### YOUR INSTRUCTIONS
Single out the lines of the material that contain "일하기에" and copy them.

### MATERIAL SUPPLIED
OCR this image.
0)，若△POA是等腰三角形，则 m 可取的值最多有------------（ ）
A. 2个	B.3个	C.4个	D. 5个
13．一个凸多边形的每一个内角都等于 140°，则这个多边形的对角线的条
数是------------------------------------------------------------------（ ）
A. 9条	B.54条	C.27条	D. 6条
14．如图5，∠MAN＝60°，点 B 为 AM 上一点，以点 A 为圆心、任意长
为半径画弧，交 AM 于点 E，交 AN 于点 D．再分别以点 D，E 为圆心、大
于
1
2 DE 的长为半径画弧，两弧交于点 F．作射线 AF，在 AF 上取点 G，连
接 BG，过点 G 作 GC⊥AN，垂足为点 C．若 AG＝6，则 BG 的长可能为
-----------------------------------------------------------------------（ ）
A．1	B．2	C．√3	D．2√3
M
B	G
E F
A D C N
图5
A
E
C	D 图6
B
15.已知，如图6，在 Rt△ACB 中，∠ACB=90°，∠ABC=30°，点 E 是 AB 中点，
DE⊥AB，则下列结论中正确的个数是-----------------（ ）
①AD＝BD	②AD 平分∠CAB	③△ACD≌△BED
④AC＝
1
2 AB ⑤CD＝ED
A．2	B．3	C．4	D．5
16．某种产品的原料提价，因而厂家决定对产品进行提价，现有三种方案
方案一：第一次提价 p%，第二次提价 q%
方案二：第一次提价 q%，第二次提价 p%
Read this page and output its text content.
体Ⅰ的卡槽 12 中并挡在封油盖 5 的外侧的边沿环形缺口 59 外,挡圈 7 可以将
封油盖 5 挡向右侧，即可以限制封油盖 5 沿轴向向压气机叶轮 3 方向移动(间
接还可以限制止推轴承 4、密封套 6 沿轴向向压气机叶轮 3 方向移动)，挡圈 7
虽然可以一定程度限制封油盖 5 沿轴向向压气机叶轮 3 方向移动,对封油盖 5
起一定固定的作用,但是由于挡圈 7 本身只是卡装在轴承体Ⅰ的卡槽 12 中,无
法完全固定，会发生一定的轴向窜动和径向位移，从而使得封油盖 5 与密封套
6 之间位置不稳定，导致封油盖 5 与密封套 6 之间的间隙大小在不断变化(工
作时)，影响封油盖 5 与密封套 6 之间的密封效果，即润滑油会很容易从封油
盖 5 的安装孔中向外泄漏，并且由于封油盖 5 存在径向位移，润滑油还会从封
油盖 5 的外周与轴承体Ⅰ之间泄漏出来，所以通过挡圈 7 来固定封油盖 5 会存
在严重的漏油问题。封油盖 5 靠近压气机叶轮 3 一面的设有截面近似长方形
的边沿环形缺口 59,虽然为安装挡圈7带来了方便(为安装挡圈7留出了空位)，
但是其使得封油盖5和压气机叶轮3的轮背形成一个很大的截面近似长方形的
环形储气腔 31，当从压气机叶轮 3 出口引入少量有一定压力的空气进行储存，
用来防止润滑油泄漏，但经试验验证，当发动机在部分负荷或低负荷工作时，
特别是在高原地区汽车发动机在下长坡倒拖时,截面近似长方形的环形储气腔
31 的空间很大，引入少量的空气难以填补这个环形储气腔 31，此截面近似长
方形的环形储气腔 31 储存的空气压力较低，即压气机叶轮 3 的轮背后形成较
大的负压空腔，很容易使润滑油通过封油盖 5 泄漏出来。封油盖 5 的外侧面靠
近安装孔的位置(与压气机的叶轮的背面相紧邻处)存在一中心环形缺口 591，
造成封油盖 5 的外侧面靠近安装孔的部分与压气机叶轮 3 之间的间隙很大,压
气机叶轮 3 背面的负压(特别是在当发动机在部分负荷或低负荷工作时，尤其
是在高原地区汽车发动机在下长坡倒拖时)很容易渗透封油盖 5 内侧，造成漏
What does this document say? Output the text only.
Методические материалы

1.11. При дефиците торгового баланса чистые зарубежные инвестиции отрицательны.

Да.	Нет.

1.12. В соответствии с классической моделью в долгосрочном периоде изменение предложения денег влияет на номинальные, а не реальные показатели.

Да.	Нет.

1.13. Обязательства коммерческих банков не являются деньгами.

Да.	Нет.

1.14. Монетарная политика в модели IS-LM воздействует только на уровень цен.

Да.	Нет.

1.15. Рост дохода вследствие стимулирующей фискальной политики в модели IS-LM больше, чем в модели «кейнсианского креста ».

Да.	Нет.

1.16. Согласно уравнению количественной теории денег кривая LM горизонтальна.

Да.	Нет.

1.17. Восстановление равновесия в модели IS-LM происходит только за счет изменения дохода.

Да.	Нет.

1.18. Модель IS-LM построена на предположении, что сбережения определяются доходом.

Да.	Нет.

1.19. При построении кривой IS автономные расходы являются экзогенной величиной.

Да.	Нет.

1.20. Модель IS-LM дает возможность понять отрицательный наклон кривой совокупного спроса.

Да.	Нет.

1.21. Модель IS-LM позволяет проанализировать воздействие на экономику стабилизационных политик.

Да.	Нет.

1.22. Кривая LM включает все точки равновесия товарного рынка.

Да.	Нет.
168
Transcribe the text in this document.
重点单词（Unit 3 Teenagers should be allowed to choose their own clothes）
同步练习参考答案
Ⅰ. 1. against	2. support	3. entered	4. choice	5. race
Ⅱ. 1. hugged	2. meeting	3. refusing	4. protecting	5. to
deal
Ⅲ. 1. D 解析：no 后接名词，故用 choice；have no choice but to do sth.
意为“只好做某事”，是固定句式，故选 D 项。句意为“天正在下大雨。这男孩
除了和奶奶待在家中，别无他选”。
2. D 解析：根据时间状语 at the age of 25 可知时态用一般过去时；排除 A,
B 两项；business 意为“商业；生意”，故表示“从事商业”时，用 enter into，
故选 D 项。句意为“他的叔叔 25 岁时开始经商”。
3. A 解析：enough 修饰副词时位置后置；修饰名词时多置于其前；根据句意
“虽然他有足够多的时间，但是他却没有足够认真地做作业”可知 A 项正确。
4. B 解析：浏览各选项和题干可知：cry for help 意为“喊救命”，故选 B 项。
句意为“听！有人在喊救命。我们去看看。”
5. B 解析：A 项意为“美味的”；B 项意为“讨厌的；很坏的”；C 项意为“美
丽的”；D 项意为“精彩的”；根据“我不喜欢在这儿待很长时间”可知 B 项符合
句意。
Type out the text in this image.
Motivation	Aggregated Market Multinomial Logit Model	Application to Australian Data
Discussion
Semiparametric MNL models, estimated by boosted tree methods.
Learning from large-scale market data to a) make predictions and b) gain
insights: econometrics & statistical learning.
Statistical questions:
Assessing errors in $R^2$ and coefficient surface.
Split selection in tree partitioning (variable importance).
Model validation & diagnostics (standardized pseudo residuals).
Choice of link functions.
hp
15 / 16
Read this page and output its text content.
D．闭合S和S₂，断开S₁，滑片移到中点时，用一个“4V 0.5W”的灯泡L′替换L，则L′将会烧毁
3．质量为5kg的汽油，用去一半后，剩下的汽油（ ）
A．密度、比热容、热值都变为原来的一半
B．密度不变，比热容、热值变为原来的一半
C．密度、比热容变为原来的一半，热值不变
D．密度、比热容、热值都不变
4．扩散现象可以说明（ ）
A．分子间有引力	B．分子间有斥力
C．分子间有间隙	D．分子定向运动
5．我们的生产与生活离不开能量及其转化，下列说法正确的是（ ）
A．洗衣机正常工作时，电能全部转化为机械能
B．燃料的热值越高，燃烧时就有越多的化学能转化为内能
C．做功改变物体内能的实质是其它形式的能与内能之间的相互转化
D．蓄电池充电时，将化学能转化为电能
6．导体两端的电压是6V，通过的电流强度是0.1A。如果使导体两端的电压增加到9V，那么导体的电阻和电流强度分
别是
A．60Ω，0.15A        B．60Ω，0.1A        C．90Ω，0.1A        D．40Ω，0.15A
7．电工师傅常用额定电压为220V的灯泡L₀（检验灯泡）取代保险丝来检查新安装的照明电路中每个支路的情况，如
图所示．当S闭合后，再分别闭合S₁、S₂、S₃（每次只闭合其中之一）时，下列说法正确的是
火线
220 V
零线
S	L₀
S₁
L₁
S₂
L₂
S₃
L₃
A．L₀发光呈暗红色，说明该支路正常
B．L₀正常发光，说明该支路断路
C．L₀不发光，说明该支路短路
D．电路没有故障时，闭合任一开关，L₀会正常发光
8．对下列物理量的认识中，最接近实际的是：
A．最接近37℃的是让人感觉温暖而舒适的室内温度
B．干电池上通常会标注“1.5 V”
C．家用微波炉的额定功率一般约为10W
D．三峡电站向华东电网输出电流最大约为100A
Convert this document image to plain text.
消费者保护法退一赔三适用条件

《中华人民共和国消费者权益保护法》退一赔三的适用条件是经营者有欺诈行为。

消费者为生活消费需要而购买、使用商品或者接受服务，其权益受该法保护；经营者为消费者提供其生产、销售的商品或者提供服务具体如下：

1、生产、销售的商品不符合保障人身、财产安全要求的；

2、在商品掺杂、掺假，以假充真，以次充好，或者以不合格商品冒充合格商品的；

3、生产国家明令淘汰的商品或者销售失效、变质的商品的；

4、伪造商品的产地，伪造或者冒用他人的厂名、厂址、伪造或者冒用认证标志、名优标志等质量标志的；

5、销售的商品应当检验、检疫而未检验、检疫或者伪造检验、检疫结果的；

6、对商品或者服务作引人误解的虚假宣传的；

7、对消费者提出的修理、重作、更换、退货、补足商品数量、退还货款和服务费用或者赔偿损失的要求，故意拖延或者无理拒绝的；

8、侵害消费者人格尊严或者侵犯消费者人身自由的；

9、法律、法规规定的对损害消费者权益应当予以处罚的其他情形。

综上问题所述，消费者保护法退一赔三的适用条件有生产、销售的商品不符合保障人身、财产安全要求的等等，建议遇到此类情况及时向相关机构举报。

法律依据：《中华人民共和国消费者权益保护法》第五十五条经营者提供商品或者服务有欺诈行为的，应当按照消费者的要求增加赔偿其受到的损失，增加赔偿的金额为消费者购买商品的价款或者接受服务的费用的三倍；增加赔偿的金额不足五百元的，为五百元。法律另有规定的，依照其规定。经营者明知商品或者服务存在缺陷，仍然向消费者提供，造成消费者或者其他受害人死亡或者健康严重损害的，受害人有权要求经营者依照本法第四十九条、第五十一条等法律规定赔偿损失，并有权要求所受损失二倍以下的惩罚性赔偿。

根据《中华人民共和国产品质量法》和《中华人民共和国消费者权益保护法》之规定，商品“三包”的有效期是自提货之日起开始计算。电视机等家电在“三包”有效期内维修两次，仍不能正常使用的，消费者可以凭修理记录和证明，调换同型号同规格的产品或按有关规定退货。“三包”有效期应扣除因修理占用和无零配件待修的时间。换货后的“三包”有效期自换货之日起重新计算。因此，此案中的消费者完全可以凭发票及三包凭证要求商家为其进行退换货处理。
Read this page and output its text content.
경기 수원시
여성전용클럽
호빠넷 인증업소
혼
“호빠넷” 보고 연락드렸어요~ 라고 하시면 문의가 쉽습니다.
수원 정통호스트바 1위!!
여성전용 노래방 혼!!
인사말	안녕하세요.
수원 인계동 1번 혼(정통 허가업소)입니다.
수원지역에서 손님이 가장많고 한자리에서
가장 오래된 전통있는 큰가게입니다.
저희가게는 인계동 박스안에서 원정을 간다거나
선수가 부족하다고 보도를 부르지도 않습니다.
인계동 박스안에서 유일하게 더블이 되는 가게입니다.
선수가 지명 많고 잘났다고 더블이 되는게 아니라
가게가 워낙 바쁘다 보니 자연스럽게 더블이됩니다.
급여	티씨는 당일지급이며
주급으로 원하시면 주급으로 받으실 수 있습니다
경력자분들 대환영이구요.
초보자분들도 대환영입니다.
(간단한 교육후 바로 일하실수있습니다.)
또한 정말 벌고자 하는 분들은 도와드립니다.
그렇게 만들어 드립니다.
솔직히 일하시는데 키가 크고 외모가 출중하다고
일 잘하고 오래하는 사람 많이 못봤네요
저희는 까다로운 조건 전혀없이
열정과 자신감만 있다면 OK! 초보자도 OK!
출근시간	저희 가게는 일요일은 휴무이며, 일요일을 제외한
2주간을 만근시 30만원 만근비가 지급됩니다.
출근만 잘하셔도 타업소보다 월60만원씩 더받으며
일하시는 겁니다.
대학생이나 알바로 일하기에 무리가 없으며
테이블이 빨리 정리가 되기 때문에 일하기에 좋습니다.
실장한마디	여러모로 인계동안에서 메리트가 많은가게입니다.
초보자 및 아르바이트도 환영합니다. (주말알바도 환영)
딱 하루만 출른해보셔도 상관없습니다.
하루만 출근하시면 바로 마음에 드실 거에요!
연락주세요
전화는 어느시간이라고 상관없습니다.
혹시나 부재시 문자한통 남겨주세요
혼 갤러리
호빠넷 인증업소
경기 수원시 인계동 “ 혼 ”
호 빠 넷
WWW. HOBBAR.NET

### CORRECT OUTPUT
대학생이나 알바로 일하기에 무리가 없으며
테이블이 빨리 정리가 되기 때문에 일하기에 좋습니다.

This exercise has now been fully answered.